# WHAT YOU NEED TO DO:
Find every line in the records that holds the string "screenshot". Copy each one.

# EXERCISE INPUT:
---*---
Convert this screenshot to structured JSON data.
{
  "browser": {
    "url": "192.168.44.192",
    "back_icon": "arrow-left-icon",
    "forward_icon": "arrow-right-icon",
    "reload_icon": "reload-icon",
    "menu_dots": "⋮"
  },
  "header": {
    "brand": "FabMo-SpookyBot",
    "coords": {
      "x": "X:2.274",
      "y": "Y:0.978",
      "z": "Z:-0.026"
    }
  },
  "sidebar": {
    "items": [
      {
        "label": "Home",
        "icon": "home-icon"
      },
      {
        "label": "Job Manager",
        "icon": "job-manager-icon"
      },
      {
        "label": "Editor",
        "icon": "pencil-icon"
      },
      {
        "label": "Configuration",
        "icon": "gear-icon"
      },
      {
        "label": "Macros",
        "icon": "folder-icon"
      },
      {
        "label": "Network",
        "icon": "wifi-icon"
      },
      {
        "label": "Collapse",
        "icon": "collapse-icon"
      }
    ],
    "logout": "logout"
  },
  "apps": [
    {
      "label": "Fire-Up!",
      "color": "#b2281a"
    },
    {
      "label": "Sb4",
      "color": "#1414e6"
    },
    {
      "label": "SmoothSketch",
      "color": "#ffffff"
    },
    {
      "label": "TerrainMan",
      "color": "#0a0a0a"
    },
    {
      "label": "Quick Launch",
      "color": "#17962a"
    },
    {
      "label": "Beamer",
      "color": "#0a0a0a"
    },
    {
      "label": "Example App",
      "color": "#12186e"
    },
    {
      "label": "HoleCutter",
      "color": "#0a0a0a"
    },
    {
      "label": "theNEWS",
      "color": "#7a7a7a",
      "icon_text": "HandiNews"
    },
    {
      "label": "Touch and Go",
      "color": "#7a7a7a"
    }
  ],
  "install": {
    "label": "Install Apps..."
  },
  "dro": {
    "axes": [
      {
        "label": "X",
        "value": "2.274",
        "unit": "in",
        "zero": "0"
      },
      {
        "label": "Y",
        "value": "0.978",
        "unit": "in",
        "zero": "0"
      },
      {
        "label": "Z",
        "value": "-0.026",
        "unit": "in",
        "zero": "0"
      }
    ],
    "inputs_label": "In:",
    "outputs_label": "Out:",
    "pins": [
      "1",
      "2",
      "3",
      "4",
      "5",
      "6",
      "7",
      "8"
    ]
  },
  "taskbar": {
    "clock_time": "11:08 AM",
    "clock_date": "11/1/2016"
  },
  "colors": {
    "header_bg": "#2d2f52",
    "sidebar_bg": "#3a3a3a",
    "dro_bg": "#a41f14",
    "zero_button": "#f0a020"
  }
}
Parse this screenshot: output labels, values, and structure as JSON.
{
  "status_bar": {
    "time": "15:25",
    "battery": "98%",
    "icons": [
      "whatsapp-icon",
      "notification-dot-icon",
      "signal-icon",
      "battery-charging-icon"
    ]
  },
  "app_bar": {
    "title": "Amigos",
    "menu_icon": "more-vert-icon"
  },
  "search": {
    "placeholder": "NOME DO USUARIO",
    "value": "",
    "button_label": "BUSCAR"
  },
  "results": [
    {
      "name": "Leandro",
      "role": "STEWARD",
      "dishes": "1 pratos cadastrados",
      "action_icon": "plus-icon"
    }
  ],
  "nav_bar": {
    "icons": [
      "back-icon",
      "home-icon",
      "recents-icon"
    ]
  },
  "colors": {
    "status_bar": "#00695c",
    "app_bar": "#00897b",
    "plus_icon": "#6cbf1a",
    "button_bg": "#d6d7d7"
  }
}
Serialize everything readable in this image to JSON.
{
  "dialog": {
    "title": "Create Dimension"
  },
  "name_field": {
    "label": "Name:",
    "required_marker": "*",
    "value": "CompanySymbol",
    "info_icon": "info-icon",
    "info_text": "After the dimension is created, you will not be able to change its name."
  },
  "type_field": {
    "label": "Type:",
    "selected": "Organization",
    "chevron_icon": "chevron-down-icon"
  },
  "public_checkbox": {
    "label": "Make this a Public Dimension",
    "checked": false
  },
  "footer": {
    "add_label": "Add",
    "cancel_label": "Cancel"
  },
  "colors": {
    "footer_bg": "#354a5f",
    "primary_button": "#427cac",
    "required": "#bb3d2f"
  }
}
---*---
# EXERCISE OUTPUT:
Convert this screenshot to structured JSON data.
Parse this screenshot: output labels, values, and structure as JSON.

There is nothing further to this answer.